**Problem to solve**
For the listing underneath, give the count of lines containing the string "BIBLIATODO" and nothing further.

**Task inputs**
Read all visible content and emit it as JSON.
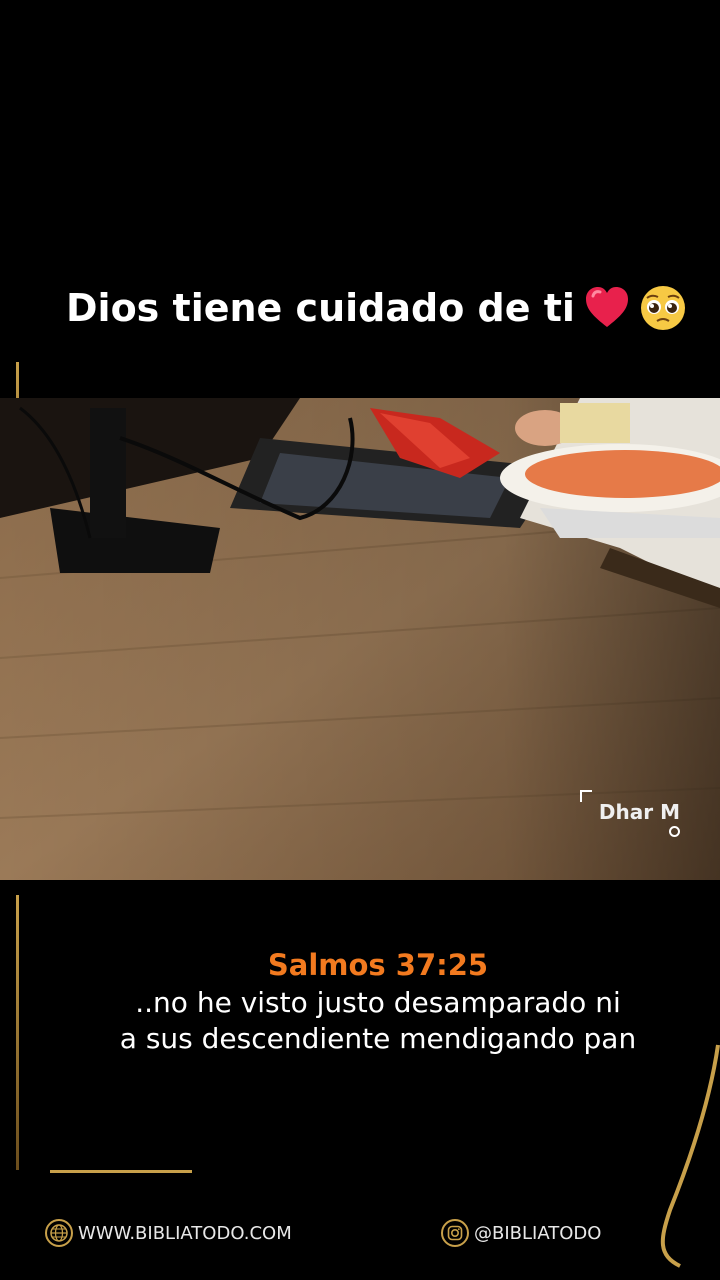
{
  "header": {
    "title": "Dios tiene cuidado de ti",
    "emojis": [
      "heart-emoji",
      "pleading-face-emoji"
    ]
  },
  "video": {
    "watermark": "Dhar M"
  },
  "verse": {
    "reference": "Salmos 37:25",
    "lines": [
      "..no he visto justo desamparado ni",
      "a sus descendiente mendigando pan"
    ]
  },
  "footer": {
    "website": "WWW.BIBLIATODO.COM",
    "instagram": "@BIBLIATODO"
  },
  "colors": {
    "background": "#000000",
    "accent_gold": "#c8a04a",
    "verse_reference": "#f27a1f",
    "text": "#ffffff"
  }
}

**Final answer**
2